THE TASK | Pull out from the material below all lines with "BITFINEX".

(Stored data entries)
--- Start ---

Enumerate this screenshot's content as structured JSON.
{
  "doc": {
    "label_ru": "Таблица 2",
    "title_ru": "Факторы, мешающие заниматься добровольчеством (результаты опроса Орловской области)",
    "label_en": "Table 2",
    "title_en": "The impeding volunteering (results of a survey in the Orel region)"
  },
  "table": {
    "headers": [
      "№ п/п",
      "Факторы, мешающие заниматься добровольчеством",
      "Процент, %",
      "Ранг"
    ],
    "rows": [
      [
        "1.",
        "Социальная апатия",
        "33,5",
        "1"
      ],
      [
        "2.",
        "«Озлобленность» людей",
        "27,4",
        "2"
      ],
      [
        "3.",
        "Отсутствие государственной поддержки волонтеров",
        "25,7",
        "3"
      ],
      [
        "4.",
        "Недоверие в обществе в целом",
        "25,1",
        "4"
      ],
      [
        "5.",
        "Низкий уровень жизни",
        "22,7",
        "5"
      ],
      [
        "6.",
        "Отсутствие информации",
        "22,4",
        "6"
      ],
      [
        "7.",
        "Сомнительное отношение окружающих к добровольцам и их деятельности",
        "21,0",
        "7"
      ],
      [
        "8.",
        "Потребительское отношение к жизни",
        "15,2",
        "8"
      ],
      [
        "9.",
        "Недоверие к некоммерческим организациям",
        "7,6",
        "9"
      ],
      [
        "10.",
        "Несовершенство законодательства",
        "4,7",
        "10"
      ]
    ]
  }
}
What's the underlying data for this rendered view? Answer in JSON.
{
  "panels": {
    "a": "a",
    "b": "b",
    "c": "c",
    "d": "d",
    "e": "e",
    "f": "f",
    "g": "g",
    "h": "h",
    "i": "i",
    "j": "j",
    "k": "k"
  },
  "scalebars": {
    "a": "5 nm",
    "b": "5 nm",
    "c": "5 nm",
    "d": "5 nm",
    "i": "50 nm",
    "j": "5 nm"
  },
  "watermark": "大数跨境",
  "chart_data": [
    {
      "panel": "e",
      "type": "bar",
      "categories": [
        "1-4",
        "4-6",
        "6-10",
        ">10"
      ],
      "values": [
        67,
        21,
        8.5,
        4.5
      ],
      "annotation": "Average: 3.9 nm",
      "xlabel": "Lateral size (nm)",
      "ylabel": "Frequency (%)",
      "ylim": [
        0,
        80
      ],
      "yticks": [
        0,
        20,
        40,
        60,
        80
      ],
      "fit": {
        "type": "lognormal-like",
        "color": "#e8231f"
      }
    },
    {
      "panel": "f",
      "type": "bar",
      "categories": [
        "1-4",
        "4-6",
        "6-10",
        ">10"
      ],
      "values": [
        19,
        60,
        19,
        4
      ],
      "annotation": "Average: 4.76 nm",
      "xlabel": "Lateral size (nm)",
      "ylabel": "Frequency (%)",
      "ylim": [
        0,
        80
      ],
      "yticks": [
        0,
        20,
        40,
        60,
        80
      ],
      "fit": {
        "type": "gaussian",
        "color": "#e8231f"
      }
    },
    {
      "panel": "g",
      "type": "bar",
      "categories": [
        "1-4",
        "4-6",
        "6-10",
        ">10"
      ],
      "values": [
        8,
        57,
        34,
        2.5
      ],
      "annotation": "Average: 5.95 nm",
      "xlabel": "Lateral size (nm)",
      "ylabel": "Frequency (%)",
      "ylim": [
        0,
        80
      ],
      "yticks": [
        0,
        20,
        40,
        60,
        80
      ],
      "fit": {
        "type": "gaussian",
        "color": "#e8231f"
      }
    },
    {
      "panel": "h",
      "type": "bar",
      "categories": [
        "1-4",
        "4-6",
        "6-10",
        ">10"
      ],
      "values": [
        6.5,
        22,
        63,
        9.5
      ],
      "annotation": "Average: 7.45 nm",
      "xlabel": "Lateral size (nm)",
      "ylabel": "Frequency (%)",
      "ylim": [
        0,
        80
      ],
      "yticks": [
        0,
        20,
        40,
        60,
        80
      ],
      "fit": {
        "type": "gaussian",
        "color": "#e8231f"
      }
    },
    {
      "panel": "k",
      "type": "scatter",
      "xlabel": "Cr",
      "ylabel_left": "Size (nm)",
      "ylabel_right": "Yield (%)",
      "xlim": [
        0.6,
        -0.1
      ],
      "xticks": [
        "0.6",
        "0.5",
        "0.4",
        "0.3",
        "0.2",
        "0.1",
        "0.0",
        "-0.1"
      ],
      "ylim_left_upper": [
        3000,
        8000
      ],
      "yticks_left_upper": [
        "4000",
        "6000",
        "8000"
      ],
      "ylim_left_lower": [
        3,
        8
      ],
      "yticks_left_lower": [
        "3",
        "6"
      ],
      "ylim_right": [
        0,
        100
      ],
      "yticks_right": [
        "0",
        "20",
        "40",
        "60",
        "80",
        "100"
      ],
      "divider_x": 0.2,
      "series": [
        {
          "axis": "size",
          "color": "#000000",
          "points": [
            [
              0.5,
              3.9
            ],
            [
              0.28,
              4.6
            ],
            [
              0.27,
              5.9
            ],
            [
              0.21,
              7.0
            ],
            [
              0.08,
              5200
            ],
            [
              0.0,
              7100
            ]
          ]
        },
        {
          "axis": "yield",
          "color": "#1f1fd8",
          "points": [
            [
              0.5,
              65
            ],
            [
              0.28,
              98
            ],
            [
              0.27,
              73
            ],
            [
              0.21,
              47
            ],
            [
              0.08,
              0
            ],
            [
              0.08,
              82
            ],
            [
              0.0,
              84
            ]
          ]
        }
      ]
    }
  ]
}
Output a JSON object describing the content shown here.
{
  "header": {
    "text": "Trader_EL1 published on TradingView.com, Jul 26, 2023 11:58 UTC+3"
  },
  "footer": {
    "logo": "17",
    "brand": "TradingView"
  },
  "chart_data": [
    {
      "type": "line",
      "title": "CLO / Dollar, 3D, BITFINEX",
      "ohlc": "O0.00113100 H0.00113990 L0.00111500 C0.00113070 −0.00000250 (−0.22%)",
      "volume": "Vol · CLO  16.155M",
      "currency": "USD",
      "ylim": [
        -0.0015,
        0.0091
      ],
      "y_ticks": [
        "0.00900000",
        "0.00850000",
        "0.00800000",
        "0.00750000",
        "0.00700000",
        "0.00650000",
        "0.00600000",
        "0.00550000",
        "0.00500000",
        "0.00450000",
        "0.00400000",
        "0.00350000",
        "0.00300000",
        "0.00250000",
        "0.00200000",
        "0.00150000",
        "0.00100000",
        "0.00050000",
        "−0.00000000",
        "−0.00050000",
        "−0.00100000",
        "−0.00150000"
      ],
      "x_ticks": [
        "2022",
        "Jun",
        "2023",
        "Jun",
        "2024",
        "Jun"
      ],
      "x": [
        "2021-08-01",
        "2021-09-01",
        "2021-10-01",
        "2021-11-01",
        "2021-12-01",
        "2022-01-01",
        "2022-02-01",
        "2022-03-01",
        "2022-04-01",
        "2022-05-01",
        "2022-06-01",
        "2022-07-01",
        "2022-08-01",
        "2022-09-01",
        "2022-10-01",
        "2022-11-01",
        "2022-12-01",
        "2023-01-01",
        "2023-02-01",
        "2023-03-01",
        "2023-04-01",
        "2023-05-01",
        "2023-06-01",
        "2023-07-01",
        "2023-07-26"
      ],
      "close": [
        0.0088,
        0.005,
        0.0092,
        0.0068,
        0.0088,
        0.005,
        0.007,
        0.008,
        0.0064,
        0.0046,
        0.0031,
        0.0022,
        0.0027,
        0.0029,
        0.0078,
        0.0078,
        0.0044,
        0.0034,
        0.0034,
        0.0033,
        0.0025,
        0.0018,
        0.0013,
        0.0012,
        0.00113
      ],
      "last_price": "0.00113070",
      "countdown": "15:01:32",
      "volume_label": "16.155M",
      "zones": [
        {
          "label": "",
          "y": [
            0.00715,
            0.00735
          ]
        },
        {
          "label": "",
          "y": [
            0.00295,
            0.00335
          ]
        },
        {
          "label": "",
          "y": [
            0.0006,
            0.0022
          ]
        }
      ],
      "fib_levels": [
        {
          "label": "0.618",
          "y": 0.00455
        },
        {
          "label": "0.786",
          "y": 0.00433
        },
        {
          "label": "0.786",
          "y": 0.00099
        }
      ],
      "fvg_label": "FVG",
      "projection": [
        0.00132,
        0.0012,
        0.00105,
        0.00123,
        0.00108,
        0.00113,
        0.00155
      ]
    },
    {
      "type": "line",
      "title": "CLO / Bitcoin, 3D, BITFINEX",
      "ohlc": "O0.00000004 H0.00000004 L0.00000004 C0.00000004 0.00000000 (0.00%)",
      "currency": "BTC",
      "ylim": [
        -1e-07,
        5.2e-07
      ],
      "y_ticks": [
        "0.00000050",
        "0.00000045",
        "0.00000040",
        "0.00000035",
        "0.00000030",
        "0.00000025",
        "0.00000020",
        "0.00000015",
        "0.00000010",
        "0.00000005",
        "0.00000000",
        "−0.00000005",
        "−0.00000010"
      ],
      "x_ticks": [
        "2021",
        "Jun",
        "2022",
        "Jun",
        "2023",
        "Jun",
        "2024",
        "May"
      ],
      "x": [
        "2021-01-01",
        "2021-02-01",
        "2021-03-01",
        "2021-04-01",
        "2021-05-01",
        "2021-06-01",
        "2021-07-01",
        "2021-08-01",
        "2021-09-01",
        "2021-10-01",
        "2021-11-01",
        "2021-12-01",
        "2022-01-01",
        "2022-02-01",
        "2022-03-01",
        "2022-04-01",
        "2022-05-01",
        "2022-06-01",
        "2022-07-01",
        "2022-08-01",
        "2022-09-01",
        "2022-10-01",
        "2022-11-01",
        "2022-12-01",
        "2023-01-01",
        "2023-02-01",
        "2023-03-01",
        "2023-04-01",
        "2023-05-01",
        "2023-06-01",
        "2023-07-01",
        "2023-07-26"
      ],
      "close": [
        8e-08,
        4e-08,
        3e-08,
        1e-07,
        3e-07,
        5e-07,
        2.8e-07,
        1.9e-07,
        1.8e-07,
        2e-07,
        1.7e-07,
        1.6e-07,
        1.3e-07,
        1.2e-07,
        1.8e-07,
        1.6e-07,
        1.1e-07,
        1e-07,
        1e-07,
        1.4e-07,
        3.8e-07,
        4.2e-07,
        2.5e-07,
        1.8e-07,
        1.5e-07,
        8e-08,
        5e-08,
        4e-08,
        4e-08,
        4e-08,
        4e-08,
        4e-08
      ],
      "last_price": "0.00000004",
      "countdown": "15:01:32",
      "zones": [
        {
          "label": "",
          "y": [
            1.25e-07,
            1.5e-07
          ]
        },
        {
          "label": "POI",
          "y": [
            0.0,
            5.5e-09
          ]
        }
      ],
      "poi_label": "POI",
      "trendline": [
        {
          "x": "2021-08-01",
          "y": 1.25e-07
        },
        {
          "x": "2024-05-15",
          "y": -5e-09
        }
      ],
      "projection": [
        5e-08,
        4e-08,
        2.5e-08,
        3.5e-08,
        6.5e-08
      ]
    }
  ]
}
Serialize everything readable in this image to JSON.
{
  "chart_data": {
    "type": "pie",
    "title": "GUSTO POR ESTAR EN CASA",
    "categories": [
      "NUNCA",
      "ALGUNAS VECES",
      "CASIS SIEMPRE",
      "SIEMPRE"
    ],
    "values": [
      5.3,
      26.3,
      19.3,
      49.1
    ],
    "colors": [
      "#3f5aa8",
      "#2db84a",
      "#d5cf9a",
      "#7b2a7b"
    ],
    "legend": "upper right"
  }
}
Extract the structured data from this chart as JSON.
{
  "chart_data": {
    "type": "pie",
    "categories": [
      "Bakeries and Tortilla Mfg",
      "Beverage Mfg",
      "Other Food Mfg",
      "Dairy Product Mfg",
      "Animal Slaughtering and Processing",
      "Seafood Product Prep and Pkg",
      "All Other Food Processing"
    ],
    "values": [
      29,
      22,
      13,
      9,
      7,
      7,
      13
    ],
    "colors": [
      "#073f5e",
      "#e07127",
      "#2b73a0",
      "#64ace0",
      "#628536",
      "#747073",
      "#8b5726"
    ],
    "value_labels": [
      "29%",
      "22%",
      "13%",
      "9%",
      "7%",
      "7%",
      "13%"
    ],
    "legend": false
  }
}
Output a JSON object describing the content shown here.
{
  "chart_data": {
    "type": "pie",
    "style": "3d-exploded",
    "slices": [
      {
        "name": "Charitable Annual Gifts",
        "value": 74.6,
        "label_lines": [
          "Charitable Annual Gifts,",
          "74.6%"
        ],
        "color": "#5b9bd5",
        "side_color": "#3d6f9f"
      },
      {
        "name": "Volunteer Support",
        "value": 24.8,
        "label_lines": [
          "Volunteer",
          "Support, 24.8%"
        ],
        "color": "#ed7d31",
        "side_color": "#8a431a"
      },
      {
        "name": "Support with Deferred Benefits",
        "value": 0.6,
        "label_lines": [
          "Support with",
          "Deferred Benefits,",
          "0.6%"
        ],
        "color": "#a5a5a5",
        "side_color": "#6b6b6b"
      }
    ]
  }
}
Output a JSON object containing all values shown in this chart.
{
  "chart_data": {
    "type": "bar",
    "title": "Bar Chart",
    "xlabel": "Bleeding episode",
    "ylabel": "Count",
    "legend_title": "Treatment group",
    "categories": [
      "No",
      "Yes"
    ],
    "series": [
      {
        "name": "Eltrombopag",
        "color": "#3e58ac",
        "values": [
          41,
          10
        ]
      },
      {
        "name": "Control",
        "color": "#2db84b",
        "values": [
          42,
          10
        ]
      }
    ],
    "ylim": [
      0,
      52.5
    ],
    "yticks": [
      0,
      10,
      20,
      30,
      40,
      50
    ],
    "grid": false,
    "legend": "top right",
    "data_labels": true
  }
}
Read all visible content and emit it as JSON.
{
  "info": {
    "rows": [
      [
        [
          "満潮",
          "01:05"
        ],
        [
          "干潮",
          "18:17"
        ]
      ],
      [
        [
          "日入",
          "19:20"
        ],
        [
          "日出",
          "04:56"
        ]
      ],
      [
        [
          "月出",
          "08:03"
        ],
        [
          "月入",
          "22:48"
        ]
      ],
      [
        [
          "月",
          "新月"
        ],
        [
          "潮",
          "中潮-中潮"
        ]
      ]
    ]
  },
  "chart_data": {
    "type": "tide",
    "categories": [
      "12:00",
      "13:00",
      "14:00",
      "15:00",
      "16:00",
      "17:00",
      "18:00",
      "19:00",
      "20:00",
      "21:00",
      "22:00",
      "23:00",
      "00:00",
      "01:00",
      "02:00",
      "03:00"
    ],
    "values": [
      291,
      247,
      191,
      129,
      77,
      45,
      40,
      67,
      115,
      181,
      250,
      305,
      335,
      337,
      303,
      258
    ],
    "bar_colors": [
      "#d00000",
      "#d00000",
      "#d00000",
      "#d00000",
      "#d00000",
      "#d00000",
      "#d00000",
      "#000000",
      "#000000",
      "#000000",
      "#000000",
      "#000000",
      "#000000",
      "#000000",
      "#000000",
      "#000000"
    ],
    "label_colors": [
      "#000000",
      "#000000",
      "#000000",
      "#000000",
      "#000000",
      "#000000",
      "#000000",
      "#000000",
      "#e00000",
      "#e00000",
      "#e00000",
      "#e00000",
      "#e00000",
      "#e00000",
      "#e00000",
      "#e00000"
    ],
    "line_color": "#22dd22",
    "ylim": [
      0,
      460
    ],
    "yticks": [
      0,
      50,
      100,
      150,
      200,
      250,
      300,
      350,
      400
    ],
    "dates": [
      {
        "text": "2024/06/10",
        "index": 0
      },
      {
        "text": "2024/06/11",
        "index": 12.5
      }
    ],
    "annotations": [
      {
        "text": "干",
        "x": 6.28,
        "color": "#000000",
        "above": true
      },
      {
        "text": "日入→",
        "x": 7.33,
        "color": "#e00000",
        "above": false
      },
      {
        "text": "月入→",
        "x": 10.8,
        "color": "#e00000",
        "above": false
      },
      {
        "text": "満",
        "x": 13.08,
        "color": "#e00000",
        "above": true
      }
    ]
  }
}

--- End ---

OUTPUT FOR THIS TASK |
      "title": "CLO / Dollar, 3D, BITFINEX",
      "title": "CLO / Bitcoin, 3D, BITFINEX",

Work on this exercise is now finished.